• EXERCISE REQUIREMENTS: From the entries below, please gather each line containing the string "this".
• • •
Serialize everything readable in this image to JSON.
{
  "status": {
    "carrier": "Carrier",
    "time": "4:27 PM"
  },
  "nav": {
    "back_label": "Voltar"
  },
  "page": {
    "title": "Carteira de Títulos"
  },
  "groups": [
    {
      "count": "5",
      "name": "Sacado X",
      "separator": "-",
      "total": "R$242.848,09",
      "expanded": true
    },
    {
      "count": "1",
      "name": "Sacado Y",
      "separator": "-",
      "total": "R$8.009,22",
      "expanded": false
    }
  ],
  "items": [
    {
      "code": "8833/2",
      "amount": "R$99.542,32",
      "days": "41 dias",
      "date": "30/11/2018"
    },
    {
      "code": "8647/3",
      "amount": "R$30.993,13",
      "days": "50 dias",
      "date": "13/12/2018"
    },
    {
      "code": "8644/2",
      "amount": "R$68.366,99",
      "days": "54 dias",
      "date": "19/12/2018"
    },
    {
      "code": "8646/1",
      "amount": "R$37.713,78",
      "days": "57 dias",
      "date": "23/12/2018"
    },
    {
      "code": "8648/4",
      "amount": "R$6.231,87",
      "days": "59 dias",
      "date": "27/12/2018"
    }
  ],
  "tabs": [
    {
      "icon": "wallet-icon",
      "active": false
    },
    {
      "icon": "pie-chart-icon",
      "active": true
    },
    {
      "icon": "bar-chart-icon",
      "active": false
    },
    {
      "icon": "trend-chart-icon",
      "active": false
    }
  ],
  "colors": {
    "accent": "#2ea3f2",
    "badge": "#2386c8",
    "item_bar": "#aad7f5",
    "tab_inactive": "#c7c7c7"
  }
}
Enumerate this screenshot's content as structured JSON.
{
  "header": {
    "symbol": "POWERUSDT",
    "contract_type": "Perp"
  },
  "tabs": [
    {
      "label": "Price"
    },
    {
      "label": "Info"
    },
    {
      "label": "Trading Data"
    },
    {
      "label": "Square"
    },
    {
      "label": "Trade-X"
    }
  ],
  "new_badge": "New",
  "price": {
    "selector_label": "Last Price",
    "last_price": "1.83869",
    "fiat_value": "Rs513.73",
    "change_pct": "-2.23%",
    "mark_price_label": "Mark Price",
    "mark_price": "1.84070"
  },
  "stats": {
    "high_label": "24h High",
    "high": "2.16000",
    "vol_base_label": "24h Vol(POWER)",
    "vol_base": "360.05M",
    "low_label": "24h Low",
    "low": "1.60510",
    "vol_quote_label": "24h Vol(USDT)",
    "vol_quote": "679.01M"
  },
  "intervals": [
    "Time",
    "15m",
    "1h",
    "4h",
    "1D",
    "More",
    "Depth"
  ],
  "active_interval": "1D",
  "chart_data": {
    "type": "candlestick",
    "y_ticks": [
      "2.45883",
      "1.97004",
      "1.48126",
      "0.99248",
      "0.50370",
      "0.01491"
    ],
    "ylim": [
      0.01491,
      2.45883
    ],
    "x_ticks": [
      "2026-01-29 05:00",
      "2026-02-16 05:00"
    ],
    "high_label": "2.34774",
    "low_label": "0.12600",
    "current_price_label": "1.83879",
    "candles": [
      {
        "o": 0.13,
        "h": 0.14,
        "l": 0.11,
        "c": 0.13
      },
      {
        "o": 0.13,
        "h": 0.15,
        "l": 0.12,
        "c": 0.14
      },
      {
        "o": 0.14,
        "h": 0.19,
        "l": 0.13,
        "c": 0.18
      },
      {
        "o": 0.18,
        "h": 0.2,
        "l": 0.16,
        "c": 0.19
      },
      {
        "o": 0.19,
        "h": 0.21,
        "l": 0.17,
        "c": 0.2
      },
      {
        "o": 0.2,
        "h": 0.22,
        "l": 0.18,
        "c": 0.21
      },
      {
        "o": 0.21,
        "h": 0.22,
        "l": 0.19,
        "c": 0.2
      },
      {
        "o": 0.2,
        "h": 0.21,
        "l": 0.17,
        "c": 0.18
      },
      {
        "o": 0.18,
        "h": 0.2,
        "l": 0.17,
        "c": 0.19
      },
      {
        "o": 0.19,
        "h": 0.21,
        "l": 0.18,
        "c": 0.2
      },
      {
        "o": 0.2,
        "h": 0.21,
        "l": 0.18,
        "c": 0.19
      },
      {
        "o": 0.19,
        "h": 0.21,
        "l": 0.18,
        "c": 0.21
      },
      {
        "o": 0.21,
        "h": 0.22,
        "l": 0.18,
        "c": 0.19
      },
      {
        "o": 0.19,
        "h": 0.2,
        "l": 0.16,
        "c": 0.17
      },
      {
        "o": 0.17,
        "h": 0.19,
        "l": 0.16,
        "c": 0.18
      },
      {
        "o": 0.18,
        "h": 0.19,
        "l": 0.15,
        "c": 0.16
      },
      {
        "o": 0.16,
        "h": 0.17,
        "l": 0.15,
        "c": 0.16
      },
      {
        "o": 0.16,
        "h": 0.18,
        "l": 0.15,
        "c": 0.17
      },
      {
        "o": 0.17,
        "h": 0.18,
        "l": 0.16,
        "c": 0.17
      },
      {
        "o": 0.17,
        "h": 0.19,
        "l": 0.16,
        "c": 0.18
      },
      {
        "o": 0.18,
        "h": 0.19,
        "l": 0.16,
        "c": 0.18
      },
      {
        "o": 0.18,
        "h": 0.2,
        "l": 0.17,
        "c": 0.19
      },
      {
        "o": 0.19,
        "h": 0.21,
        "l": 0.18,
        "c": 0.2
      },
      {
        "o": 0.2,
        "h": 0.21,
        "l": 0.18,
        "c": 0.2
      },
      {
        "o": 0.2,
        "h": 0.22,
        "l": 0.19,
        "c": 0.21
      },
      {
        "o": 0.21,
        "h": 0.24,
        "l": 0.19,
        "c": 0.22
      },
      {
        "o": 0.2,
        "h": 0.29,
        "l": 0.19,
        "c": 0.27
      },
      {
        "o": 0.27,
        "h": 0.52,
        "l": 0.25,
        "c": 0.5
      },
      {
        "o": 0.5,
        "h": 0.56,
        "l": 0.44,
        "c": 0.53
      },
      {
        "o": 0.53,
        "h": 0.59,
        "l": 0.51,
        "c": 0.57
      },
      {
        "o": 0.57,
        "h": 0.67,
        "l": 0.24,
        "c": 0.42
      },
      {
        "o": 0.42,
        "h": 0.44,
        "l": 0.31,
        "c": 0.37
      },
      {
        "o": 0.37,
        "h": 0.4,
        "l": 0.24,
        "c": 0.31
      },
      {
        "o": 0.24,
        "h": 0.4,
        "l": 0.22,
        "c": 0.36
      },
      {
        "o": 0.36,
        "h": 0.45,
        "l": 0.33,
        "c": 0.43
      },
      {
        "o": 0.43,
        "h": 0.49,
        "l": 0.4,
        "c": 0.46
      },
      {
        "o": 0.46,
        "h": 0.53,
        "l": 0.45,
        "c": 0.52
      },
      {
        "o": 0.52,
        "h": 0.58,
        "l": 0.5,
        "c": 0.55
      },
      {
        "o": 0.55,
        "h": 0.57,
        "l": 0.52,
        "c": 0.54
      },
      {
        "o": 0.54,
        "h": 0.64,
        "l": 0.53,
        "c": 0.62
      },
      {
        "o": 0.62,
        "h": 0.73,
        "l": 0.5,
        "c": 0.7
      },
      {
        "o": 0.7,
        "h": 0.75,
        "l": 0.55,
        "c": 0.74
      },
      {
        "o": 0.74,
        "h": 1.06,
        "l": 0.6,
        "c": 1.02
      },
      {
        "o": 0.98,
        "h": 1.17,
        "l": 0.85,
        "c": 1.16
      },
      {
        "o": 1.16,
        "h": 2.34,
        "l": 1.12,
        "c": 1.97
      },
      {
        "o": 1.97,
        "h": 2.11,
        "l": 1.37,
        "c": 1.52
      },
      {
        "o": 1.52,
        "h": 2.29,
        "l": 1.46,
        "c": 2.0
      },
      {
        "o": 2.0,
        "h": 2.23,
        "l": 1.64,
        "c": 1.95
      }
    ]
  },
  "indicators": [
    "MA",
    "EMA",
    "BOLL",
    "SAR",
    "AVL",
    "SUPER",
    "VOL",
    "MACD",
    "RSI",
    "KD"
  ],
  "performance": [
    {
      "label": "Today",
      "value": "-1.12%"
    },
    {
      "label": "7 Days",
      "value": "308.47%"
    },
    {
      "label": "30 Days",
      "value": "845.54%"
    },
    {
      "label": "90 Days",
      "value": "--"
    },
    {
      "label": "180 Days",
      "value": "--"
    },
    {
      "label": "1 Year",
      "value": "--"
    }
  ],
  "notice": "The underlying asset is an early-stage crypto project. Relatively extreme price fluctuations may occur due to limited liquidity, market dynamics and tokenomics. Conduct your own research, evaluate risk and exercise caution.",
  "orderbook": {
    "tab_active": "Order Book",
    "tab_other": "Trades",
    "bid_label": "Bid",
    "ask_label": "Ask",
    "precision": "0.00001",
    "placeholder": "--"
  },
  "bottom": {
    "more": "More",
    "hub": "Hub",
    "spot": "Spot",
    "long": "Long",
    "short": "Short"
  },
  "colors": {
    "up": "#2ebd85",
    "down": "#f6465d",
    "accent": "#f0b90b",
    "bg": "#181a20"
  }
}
• • •
• ANSWER TO THE PROBLEM:
Serialize everything readable in this image to JSON.
Enumerate this screenshot's content as structured JSON.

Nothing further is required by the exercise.